What is being asked → Every line in the listing is to be echoed verbatim.

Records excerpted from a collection
— START —
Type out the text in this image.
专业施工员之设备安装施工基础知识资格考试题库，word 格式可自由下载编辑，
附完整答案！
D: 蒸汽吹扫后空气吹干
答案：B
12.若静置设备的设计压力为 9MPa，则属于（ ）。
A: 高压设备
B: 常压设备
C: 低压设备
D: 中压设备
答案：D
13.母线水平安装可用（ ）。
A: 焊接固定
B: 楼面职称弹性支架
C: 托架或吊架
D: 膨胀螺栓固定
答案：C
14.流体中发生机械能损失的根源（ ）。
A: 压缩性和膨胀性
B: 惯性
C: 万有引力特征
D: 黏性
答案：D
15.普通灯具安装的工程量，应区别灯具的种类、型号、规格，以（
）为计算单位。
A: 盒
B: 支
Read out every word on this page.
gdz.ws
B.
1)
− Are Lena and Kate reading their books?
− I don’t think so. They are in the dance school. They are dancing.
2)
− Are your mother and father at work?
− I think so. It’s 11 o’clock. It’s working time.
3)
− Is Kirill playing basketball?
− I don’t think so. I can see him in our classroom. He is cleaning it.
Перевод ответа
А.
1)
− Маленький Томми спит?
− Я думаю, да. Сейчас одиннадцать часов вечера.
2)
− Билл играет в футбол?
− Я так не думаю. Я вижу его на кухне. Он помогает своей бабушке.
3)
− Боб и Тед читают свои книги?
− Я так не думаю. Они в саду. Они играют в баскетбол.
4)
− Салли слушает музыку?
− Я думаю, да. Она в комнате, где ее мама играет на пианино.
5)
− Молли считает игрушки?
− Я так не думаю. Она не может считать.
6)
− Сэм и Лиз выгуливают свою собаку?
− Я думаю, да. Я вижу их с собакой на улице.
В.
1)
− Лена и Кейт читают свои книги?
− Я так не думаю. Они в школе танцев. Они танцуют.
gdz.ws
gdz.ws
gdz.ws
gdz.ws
— END —
Output of the task →
Type out the text in this image.
专业施工员之设备安装施工基础知识资格考试题库，word 格式可自由下载编辑，
附完整答案！
D: 蒸汽吹扫后空气吹干
答案：B
12.若静置设备的设计压力为 9MPa，则属于（ ）。
A: 高压设备
B: 常压设备
C: 低压设备
D: 中压设备
答案：D
13.母线水平安装可用（ ）。
A: 焊接固定
B: 楼面职称弹性支架
C: 托架或吊架
D: 膨胀螺栓固定
答案：C
14.流体中发生机械能损失的根源（ ）。
A: 压缩性和膨胀性
B: 惯性
C: 万有引力特征
D: 黏性
答案：D
15.普通灯具安装的工程量，应区别灯具的种类、型号、规格，以（
）为计算单位。
A: 盒
B: 支
Read out every word on this page.
gdz.ws
B.
1)
− Are Lena and Kate reading their books?
− I don’t think so. They are in the dance school. They are dancing.
2)
− Are your mother and father at work?
− I think so. It’s 11 o’clock. It’s working time.
3)
− Is Kirill playing basketball?
− I don’t think so. I can see him in our classroom. He is cleaning it.
Перевод ответа
А.
1)
− Маленький Томми спит?
− Я думаю, да. Сейчас одиннадцать часов вечера.
2)
− Билл играет в футбол?
− Я так не думаю. Я вижу его на кухне. Он помогает своей бабушке.
3)
− Боб и Тед читают свои книги?
− Я так не думаю. Они в саду. Они играют в баскетбол.
4)
− Салли слушает музыку?
− Я думаю, да. Она в комнате, где ее мама играет на пианино.
5)
− Молли считает игрушки?
− Я так не думаю. Она не может считать.
6)
− Сэм и Лиз выгуливают свою собаку?
− Я думаю, да. Я вижу их с собакой на улице.
В.
1)
− Лена и Кейт читают свои книги?
− Я так не думаю. Они в школе танцев. Они танцуют.
gdz.ws
gdz.ws
gdz.ws
gdz.ws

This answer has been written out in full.